Directions:
What follows is a set of entries. Repeat them exactly, but not their pictures.

** Begin Data records **

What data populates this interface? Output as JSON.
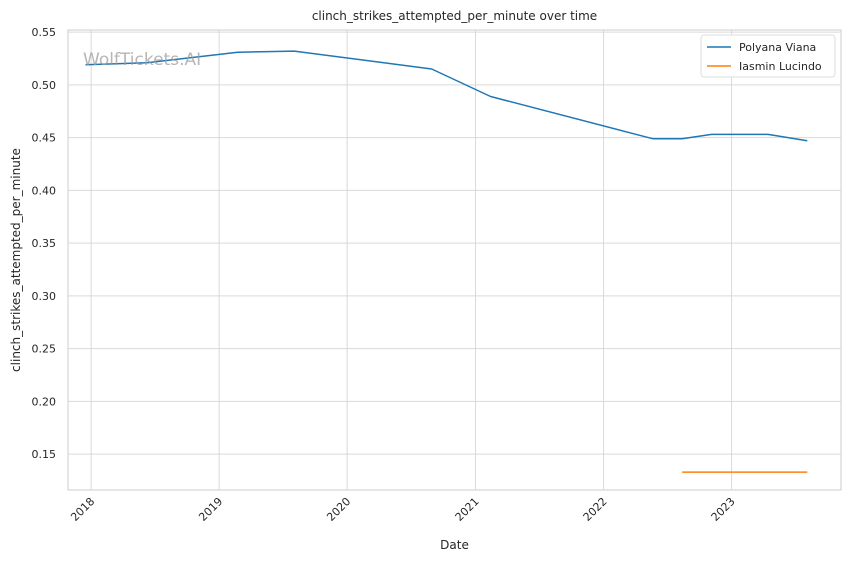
{
  "chart_data": {
    "type": "line",
    "title": "clinch_strikes_attempted_per_minute over time",
    "xlabel": "Date",
    "ylabel": "clinch_strikes_attempted_per_minute",
    "watermark": "WolfTickets.AI",
    "xlim": [
      "2017-10-27",
      "2023-11-09"
    ],
    "ylim": [
      0.116,
      0.552
    ],
    "x_ticks": [
      "2018",
      "2019",
      "2020",
      "2021",
      "2022",
      "2023"
    ],
    "y_ticks": [
      "0.15",
      "0.20",
      "0.25",
      "0.30",
      "0.35",
      "0.40",
      "0.45",
      "0.50",
      "0.55"
    ],
    "grid": true,
    "legend_position": "top-right",
    "series": [
      {
        "name": "Polyana Viana",
        "color": "#1f77b4",
        "points": [
          {
            "x": "2017-12-16",
            "y": 0.519
          },
          {
            "x": "2018-06-09",
            "y": 0.521
          },
          {
            "x": "2019-02-23",
            "y": 0.531
          },
          {
            "x": "2019-08-03",
            "y": 0.532
          },
          {
            "x": "2020-08-29",
            "y": 0.515
          },
          {
            "x": "2021-02-13",
            "y": 0.489
          },
          {
            "x": "2022-05-21",
            "y": 0.449
          },
          {
            "x": "2022-08-13",
            "y": 0.449
          },
          {
            "x": "2022-11-05",
            "y": 0.453
          },
          {
            "x": "2023-04-15",
            "y": 0.453
          },
          {
            "x": "2023-08-05",
            "y": 0.447
          }
        ]
      },
      {
        "name": "Iasmin Lucindo",
        "color": "#ff7f0e",
        "points": [
          {
            "x": "2022-08-13",
            "y": 0.133
          },
          {
            "x": "2023-08-05",
            "y": 0.133
          }
        ]
      }
    ]
  }
}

** End Data records **

Result of the exercise:
What data populates this interface? Output as JSON.
{
  "chart_data": {
    "type": "line",
    "title": "clinch_strikes_attempted_per_minute over time",
    "xlabel": "Date",
    "ylabel": "clinch_strikes_attempted_per_minute",
    "watermark": "WolfTickets.AI",
    "xlim": [
      "2017-10-27",
      "2023-11-09"
    ],
    "ylim": [
      0.116,
      0.552
    ],
    "x_ticks": [
      "2018",
      "2019",
      "2020",
      "2021",
      "2022",
      "2023"
    ],
    "y_ticks": [
      "0.15",
      "0.20",
      "0.25",
      "0.30",
      "0.35",
      "0.40",
      "0.45",
      "0.50",
      "0.55"
    ],
    "grid": true,
    "legend_position": "top-right",
    "series": [
      {
        "name": "Polyana Viana",
        "color": "#1f77b4",
        "points": [
          {
            "x": "2017-12-16",
            "y": 0.519
          },
          {
            "x": "2018-06-09",
            "y": 0.521
          },
          {
            "x": "2019-02-23",
            "y": 0.531
          },
          {
            "x": "2019-08-03",
            "y": 0.532
          },
          {
            "x": "2020-08-29",
            "y": 0.515
          },
          {
            "x": "2021-02-13",
            "y": 0.489
          },
          {
            "x": "2022-05-21",
            "y": 0.449
          },
          {
            "x": "2022-08-13",
            "y": 0.449
          },
          {
            "x": "2022-11-05",
            "y": 0.453
          },
          {
            "x": "2023-04-15",
            "y": 0.453
          },
          {
            "x": "2023-08-05",
            "y": 0.447
          }
        ]
      },
      {
        "name": "Iasmin Lucindo",
        "color": "#ff7f0e",
        "points": [
          {
            "x": "2022-08-13",
            "y": 0.133
          },
          {
            "x": "2023-08-05",
            "y": 0.133
          }
        ]
      }
    ]
  }
}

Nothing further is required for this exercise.